**CHALLENGE**
Quote, verbatim, all material below, without pictures.

Excerpt from a dataset
⁂
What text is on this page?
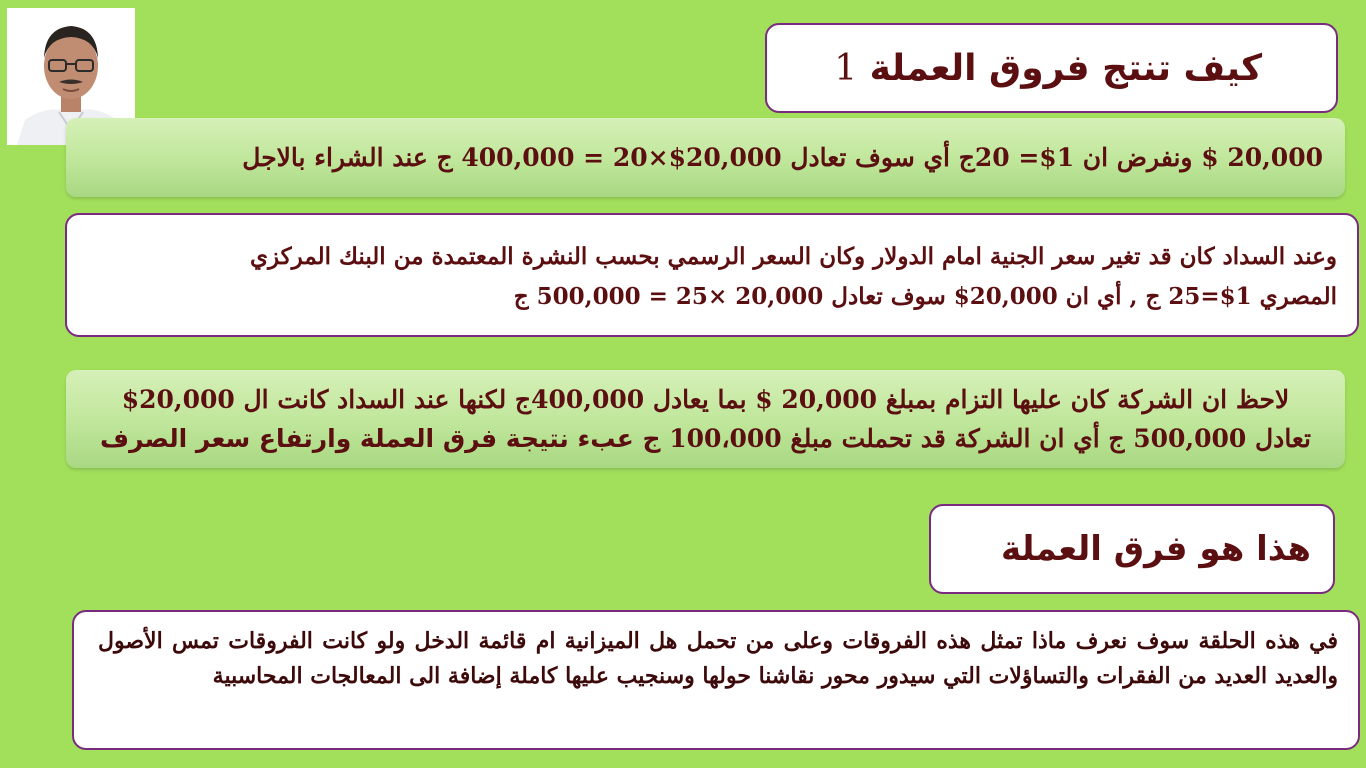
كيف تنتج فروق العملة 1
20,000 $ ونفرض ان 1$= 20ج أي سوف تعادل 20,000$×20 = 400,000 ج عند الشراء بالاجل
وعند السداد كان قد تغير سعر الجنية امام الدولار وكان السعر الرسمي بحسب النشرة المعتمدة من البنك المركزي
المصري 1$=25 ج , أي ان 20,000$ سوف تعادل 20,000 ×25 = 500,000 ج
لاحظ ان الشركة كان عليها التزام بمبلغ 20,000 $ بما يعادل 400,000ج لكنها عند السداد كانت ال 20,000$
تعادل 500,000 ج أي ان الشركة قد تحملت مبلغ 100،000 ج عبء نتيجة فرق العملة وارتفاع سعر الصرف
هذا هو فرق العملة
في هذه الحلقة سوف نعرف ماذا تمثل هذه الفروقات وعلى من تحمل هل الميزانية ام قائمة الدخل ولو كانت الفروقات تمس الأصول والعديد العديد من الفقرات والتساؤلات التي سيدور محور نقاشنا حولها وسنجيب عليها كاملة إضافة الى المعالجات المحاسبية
⁂
**ANSWER IN FULL**
What text is on this page?
كيف تنتج فروق العملة 1
20,000 $ ونفرض ان 1$= 20ج أي سوف تعادل 20,000$×20 = 400,000 ج عند الشراء بالاجل
وعند السداد كان قد تغير سعر الجنية امام الدولار وكان السعر الرسمي بحسب النشرة المعتمدة من البنك المركزي
المصري 1$=25 ج , أي ان 20,000$ سوف تعادل 20,000 ×25 = 500,000 ج
لاحظ ان الشركة كان عليها التزام بمبلغ 20,000 $ بما يعادل 400,000ج لكنها عند السداد كانت ال 20,000$
تعادل 500,000 ج أي ان الشركة قد تحملت مبلغ 100،000 ج عبء نتيجة فرق العملة وارتفاع سعر الصرف
هذا هو فرق العملة
في هذه الحلقة سوف نعرف ماذا تمثل هذه الفروقات وعلى من تحمل هل الميزانية ام قائمة الدخل ولو كانت الفروقات تمس الأصول والعديد العديد من الفقرات والتساؤلات التي سيدور محور نقاشنا حولها وسنجيب عليها كاملة إضافة الى المعالجات المحاسبية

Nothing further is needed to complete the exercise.